TASK DIRECTIONS: Write out the entries verbatim and leave the images out of the copy.

DATA EXTRACT:
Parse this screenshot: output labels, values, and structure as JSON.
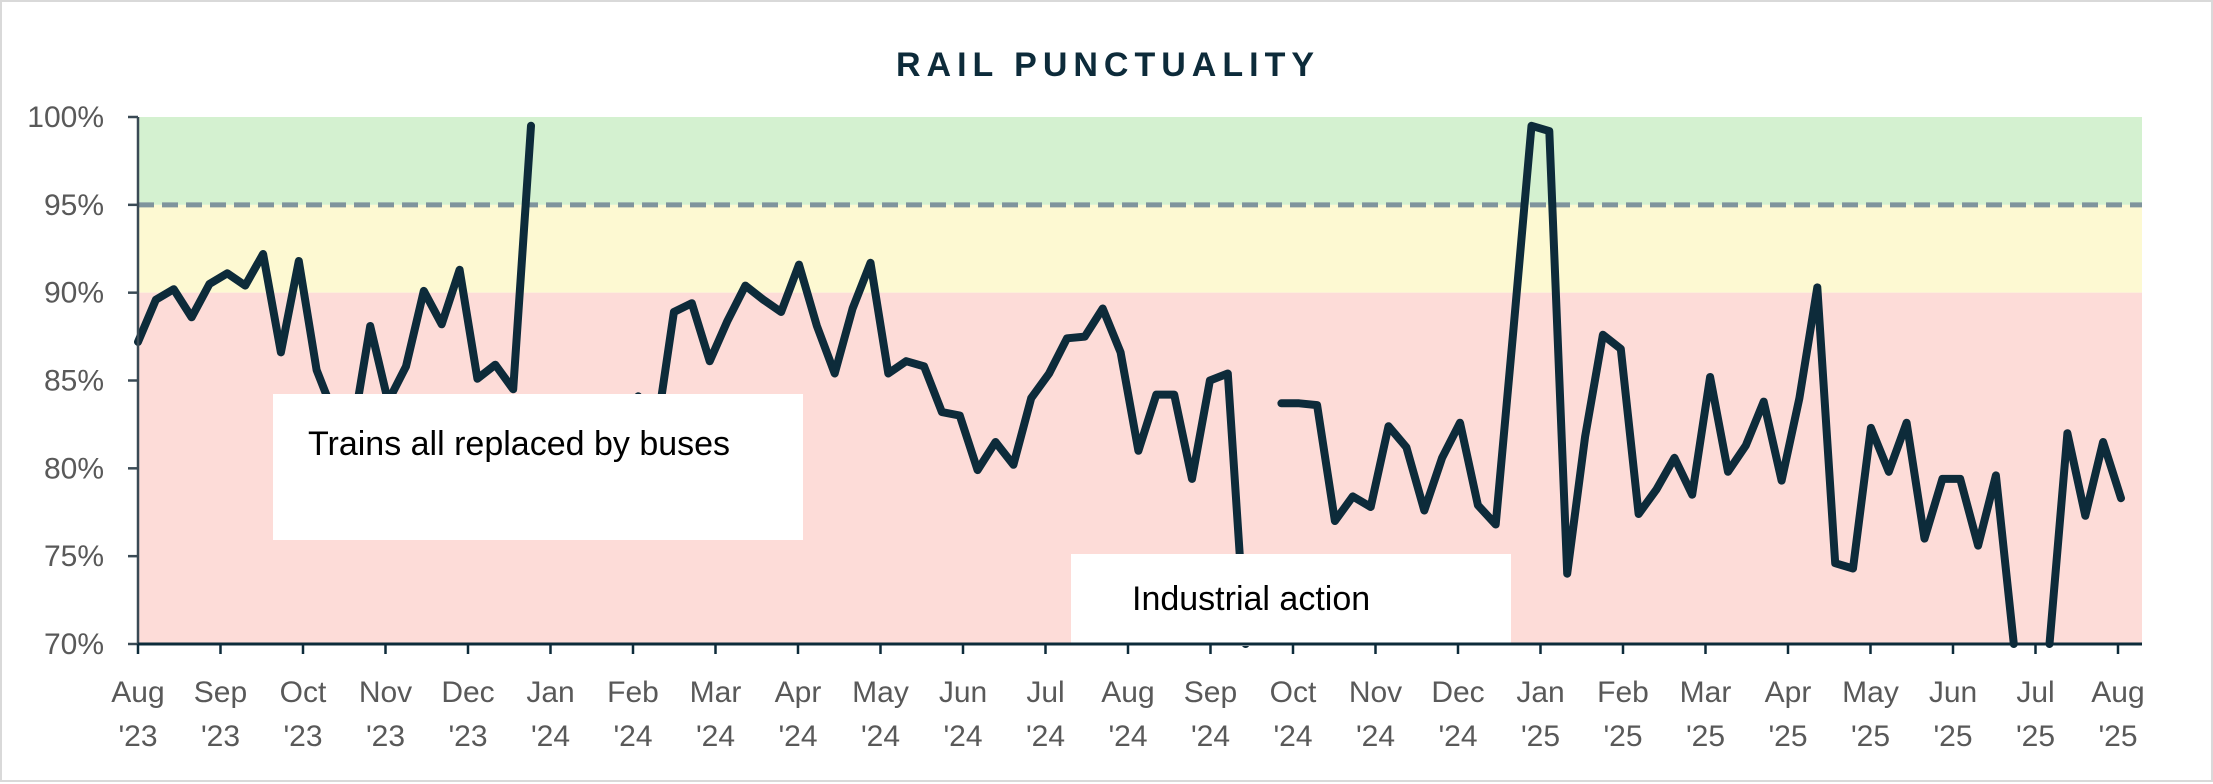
{
  "chart_data": {
    "type": "line",
    "title": "RAIL PUNCTUALITY",
    "xlabel": "",
    "ylabel": "",
    "ylim": [
      70,
      100
    ],
    "y_ticks": [
      "100%",
      "95%",
      "90%",
      "85%",
      "80%",
      "75%",
      "70%"
    ],
    "y_tick_values": [
      100,
      95,
      90,
      85,
      80,
      75,
      70
    ],
    "x_ticks": [
      {
        "month": "Aug",
        "year": "'23"
      },
      {
        "month": "Sep",
        "year": "'23"
      },
      {
        "month": "Oct",
        "year": "'23"
      },
      {
        "month": "Nov",
        "year": "'23"
      },
      {
        "month": "Dec",
        "year": "'23"
      },
      {
        "month": "Jan",
        "year": "'24"
      },
      {
        "month": "Feb",
        "year": "'24"
      },
      {
        "month": "Mar",
        "year": "'24"
      },
      {
        "month": "Apr",
        "year": "'24"
      },
      {
        "month": "May",
        "year": "'24"
      },
      {
        "month": "Jun",
        "year": "'24"
      },
      {
        "month": "Jul",
        "year": "'24"
      },
      {
        "month": "Aug",
        "year": "'24"
      },
      {
        "month": "Sep",
        "year": "'24"
      },
      {
        "month": "Oct",
        "year": "'24"
      },
      {
        "month": "Nov",
        "year": "'24"
      },
      {
        "month": "Dec",
        "year": "'24"
      },
      {
        "month": "Jan",
        "year": "'25"
      },
      {
        "month": "Feb",
        "year": "'25"
      },
      {
        "month": "Mar",
        "year": "'25"
      },
      {
        "month": "Apr",
        "year": "'25"
      },
      {
        "month": "May",
        "year": "'25"
      },
      {
        "month": "Jun",
        "year": "'25"
      },
      {
        "month": "Jul",
        "year": "'25"
      },
      {
        "month": "Aug",
        "year": "'25"
      }
    ],
    "bands": [
      {
        "from": 95,
        "to": 100,
        "color": "#d4f1d0"
      },
      {
        "from": 90,
        "to": 95,
        "color": "#fdf9d2"
      },
      {
        "from": 70,
        "to": 90,
        "color": "#fddcd8"
      }
    ],
    "reference_line": {
      "value": 95,
      "style": "dashed",
      "color": "#7f949c"
    },
    "grid": false,
    "series": [
      {
        "color": "#0d2b3a",
        "values": [
          87.2,
          89.6,
          90.2,
          88.6,
          90.5,
          91.1,
          90.4,
          92.2,
          86.6,
          91.8,
          85.6,
          83.0,
          82.0,
          88.1,
          83.8,
          85.8,
          90.1,
          88.2,
          91.3,
          85.1,
          85.9,
          84.5,
          99.5,
          null,
          null,
          null,
          null,
          null,
          84.1,
          82.0,
          88.9,
          89.4,
          86.1,
          88.4,
          90.4,
          89.6,
          88.9,
          91.6,
          88.1,
          85.4,
          89.1,
          91.7,
          85.4,
          86.1,
          85.8,
          83.2,
          83.0,
          79.9,
          81.5,
          80.2,
          84.0,
          85.4,
          87.4,
          87.5,
          89.1,
          86.6,
          81.0,
          84.2,
          84.2,
          79.4,
          85.0,
          85.4,
          70.0,
          null,
          83.7,
          83.7,
          83.6,
          77.0,
          78.4,
          77.8,
          82.4,
          81.2,
          77.6,
          80.6,
          82.6,
          77.9,
          76.8,
          88.0,
          99.5,
          99.2,
          74.0,
          81.8,
          87.6,
          86.8,
          77.4,
          78.8,
          80.6,
          78.5,
          85.2,
          79.8,
          81.3,
          83.8,
          79.3,
          84.0,
          90.3,
          74.6,
          74.3,
          82.3,
          79.8,
          82.6,
          76.0,
          79.4,
          79.4,
          75.6,
          79.6,
          70.0,
          null,
          70.0,
          82.0,
          77.3,
          81.5,
          78.3
        ]
      }
    ],
    "annotations": [
      {
        "text": "Trains all replaced by buses"
      },
      {
        "text": "Industrial action"
      }
    ]
  }
}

WRITTEN RESPONSE:
Parse this screenshot: output labels, values, and structure as JSON.
{
  "chart_data": {
    "type": "line",
    "title": "RAIL PUNCTUALITY",
    "xlabel": "",
    "ylabel": "",
    "ylim": [
      70,
      100
    ],
    "y_ticks": [
      "100%",
      "95%",
      "90%",
      "85%",
      "80%",
      "75%",
      "70%"
    ],
    "y_tick_values": [
      100,
      95,
      90,
      85,
      80,
      75,
      70
    ],
    "x_ticks": [
      {
        "month": "Aug",
        "year": "'23"
      },
      {
        "month": "Sep",
        "year": "'23"
      },
      {
        "month": "Oct",
        "year": "'23"
      },
      {
        "month": "Nov",
        "year": "'23"
      },
      {
        "month": "Dec",
        "year": "'23"
      },
      {
        "month": "Jan",
        "year": "'24"
      },
      {
        "month": "Feb",
        "year": "'24"
      },
      {
        "month": "Mar",
        "year": "'24"
      },
      {
        "month": "Apr",
        "year": "'24"
      },
      {
        "month": "May",
        "year": "'24"
      },
      {
        "month": "Jun",
        "year": "'24"
      },
      {
        "month": "Jul",
        "year": "'24"
      },
      {
        "month": "Aug",
        "year": "'24"
      },
      {
        "month": "Sep",
        "year": "'24"
      },
      {
        "month": "Oct",
        "year": "'24"
      },
      {
        "month": "Nov",
        "year": "'24"
      },
      {
        "month": "Dec",
        "year": "'24"
      },
      {
        "month": "Jan",
        "year": "'25"
      },
      {
        "month": "Feb",
        "year": "'25"
      },
      {
        "month": "Mar",
        "year": "'25"
      },
      {
        "month": "Apr",
        "year": "'25"
      },
      {
        "month": "May",
        "year": "'25"
      },
      {
        "month": "Jun",
        "year": "'25"
      },
      {
        "month": "Jul",
        "year": "'25"
      },
      {
        "month": "Aug",
        "year": "'25"
      }
    ],
    "bands": [
      {
        "from": 95,
        "to": 100,
        "color": "#d4f1d0"
      },
      {
        "from": 90,
        "to": 95,
        "color": "#fdf9d2"
      },
      {
        "from": 70,
        "to": 90,
        "color": "#fddcd8"
      }
    ],
    "reference_line": {
      "value": 95,
      "style": "dashed",
      "color": "#7f949c"
    },
    "grid": false,
    "series": [
      {
        "color": "#0d2b3a",
        "values": [
          87.2,
          89.6,
          90.2,
          88.6,
          90.5,
          91.1,
          90.4,
          92.2,
          86.6,
          91.8,
          85.6,
          83.0,
          82.0,
          88.1,
          83.8,
          85.8,
          90.1,
          88.2,
          91.3,
          85.1,
          85.9,
          84.5,
          99.5,
          null,
          null,
          null,
          null,
          null,
          84.1,
          82.0,
          88.9,
          89.4,
          86.1,
          88.4,
          90.4,
          89.6,
          88.9,
          91.6,
          88.1,
          85.4,
          89.1,
          91.7,
          85.4,
          86.1,
          85.8,
          83.2,
          83.0,
          79.9,
          81.5,
          80.2,
          84.0,
          85.4,
          87.4,
          87.5,
          89.1,
          86.6,
          81.0,
          84.2,
          84.2,
          79.4,
          85.0,
          85.4,
          70.0,
          null,
          83.7,
          83.7,
          83.6,
          77.0,
          78.4,
          77.8,
          82.4,
          81.2,
          77.6,
          80.6,
          82.6,
          77.9,
          76.8,
          88.0,
          99.5,
          99.2,
          74.0,
          81.8,
          87.6,
          86.8,
          77.4,
          78.8,
          80.6,
          78.5,
          85.2,
          79.8,
          81.3,
          83.8,
          79.3,
          84.0,
          90.3,
          74.6,
          74.3,
          82.3,
          79.8,
          82.6,
          76.0,
          79.4,
          79.4,
          75.6,
          79.6,
          70.0,
          null,
          70.0,
          82.0,
          77.3,
          81.5,
          78.3
        ]
      }
    ],
    "annotations": [
      {
        "text": "Trains all replaced by buses"
      },
      {
        "text": "Industrial action"
      }
    ]
  }
}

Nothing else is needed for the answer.